# To do:
Scan the records for the word "name". Copy each line that includes it.

# Stored data:
::::

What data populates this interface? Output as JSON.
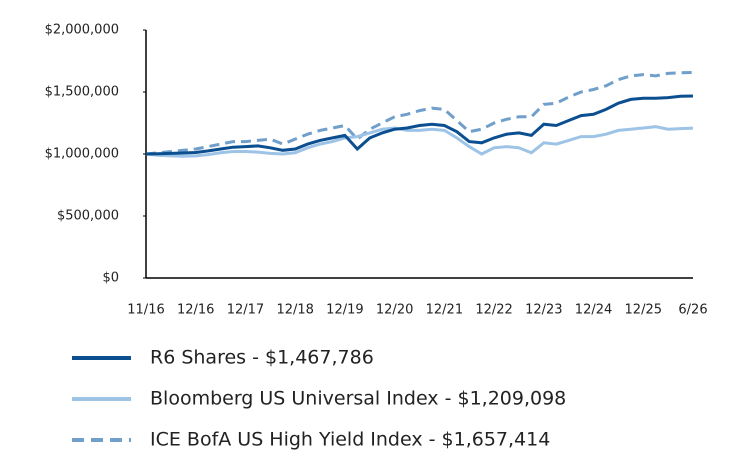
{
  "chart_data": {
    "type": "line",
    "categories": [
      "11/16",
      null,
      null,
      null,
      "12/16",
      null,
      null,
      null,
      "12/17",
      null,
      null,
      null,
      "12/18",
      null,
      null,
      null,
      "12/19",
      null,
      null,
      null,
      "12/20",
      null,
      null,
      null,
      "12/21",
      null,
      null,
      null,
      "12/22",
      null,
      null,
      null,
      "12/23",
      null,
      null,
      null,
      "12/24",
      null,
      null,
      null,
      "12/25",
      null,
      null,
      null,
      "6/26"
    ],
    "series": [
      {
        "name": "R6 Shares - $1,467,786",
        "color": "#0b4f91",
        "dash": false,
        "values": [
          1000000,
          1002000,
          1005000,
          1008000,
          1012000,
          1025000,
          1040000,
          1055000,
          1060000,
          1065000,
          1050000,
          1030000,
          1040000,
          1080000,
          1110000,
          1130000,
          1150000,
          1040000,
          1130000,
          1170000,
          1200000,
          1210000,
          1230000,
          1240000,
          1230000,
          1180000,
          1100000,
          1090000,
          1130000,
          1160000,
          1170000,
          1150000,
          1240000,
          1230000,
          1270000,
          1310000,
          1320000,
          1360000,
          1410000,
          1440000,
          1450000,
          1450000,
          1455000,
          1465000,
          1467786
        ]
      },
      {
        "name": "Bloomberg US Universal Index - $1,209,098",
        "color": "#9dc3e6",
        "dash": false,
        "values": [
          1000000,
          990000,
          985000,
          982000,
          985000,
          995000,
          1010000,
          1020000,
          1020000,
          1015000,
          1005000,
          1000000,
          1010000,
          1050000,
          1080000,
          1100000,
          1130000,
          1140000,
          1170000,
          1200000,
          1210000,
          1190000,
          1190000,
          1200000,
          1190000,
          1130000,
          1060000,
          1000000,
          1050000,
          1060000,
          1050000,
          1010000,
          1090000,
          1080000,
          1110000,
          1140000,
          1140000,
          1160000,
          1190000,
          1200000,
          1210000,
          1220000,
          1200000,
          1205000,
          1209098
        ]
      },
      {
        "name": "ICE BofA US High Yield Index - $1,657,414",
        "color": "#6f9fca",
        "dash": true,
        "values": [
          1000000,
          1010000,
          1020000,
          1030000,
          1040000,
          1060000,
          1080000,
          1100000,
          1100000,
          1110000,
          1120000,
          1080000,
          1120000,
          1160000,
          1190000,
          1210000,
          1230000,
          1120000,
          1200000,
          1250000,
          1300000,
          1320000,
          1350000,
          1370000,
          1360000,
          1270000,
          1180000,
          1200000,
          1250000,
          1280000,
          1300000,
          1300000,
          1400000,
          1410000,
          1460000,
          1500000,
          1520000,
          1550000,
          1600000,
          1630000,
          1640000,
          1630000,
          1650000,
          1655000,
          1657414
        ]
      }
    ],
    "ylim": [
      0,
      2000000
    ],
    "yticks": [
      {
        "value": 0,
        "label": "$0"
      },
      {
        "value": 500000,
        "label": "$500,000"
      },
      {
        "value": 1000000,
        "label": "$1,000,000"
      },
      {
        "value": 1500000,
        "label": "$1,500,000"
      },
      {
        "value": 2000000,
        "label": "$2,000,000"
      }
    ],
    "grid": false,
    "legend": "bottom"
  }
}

::::

# Reply to the task:
        "name": "R6 Shares - $1,467,786",
        "name": "Bloomberg US Universal Index - $1,209,098",
        "name": "ICE BofA US High Yield Index - $1,657,414",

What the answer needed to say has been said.